> _EXTRACTED TEXT_
-- begin --
I do have a couple of complaints, though. I played a little bit of Vanilla, and most of my playthrough so far has been by using a modlist created by someone near and dear to me. Vanilla works, but Rimworld is one of the few games I've played where the old adage of "play vanilla first" does not apply. The many Quality of Life improvements I'm playing with now have not only made the game easier to understand, but they make the game a far better experience, in general. I'm not going to knock on the developer of having their own vision, but if you can use many of the QoL mods currently on the Workshop, you absolutely should. My biggest issue with Rimworld, though, is that the New User Experience is kinda terrible. Okay, I'm exaggerating. But it's not great. I get the "learn by doing" method it's going for, but that only really clicked with me after I had to resort to forum posts and consult somebody who knows this game inside-out. A lot of the issue, I feel, is that the game just isn't great at communicating small details to you unless you know to specifically use the overlays for them, which the tutorial skips entirely. Want to know why a freezer is thawing all of your meats, even though the Coolers you have built are set to a negative temperature? Having got the help I needed, I understand now that such a situation means your roof hasn't been fully built. But because the game doesn't alert you to this fact, or do anything in the affected area that would suggest as much, I was genuinely confused. This kind of thing was not an isolated incident during my first few hours with Rimworld, and it put me off playing it for a pretty long time. Oh, and the UI for alerts is a ♥♥♥♥♥♥♥ mess. Most alerts don't go away unless you tell them to, which means that they can, and absolutely do, pile up. If you're still learning how to play and you have a learning helper off to the side, it doesn't minimize itself once those alerts go under it. This isn't the most inconvenient thing in the world, but it's such a strange oversight that I had to include it.
-- end --
> _RECORDED INFORMATION_
-- begin --
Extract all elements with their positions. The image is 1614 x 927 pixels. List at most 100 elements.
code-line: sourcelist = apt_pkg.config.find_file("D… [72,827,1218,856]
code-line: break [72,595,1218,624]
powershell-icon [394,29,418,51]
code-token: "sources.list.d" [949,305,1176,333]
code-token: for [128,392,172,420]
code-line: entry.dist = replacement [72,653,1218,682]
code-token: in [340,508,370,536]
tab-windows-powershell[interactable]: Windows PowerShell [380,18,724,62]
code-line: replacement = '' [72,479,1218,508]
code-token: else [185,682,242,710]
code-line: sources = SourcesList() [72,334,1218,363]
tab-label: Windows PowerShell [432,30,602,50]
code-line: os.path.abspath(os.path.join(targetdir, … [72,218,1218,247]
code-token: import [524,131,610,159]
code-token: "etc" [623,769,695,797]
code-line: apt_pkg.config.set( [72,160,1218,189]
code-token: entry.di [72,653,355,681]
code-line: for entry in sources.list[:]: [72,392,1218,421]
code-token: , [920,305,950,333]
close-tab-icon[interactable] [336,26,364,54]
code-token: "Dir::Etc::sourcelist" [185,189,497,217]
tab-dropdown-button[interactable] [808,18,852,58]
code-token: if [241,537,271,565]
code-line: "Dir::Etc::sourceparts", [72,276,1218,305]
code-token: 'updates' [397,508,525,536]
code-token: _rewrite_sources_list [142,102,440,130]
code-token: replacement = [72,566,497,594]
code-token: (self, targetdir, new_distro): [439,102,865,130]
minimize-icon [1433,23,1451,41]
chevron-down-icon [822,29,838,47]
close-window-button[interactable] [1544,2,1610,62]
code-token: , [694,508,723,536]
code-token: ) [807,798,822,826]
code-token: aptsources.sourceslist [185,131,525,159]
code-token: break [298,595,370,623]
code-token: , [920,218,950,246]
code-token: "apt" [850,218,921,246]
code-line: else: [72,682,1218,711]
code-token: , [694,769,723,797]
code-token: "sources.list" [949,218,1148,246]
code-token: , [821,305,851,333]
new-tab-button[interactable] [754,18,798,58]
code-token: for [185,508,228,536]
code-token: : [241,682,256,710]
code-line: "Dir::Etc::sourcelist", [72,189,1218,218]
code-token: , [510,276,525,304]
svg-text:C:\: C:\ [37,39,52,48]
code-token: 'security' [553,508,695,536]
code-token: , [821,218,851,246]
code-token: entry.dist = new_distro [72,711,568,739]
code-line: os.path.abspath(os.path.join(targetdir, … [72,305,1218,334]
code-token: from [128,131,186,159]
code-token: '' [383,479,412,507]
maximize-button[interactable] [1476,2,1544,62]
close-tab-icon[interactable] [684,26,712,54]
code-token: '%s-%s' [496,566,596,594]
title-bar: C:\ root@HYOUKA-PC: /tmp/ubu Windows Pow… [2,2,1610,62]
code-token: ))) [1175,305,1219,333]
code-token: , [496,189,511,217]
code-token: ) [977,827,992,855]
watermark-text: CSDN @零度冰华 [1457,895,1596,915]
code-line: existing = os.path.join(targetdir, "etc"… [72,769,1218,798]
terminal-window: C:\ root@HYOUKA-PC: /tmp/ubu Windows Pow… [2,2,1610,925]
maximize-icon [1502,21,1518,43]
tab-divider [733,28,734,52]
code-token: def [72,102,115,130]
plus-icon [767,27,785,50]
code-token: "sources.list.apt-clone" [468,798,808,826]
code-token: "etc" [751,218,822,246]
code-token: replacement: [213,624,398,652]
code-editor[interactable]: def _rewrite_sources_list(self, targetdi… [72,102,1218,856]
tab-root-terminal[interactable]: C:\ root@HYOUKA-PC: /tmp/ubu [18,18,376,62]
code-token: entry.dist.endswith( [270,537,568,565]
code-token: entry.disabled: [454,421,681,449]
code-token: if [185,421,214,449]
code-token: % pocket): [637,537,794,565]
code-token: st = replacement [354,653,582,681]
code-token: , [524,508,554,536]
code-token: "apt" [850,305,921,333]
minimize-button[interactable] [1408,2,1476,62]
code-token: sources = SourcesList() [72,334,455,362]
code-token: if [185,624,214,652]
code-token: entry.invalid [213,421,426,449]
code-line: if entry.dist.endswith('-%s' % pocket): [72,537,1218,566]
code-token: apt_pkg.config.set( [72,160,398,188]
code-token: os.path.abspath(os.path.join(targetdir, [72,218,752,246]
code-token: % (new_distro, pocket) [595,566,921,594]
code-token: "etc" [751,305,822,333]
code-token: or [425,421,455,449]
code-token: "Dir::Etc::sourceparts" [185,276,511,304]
-- end --
> _REQUIRED ACTIONS_
- A) Do these statements agree with the Rimworld review? Answer yes or no for each, and quote the words from the review that decide it.
(i) The tutorial shows players how to use the overlays.
(ii) A freezer that thaws meat even though its Coolers are set below zero has a roof that isn't fully built.
(iii) Most alerts clear away on their own.
- B) Extend the Rimworld review by a few sentences, picking up right after its last sentence.

> _ANSWERS TO THE EXERCISES_
- A)
(i) No: "which the tutorial skips entirely."
(ii) Yes: "such a situation means your roof hasn't been fully built."
(iii) No: "Most alerts don't go away unless you tell them to"

- B)
Overall, though, fun game, worth the thirty-five dollar pricetag, I love it. Honestly, it kind of gives me RCT3 vibes? Not really, because you're not building rollercoasters here (although I would absolutely play an expansion where you do), but it's just... I don't know. Have you ever played RCT3 just to zoom out, feel the warmth of the low-poly sun, and listen to the breezy soundtrack? It's hard to explain the appeal of that, but Rimworld is all that, all the time, and I adore it.
Posted April 1, 2024.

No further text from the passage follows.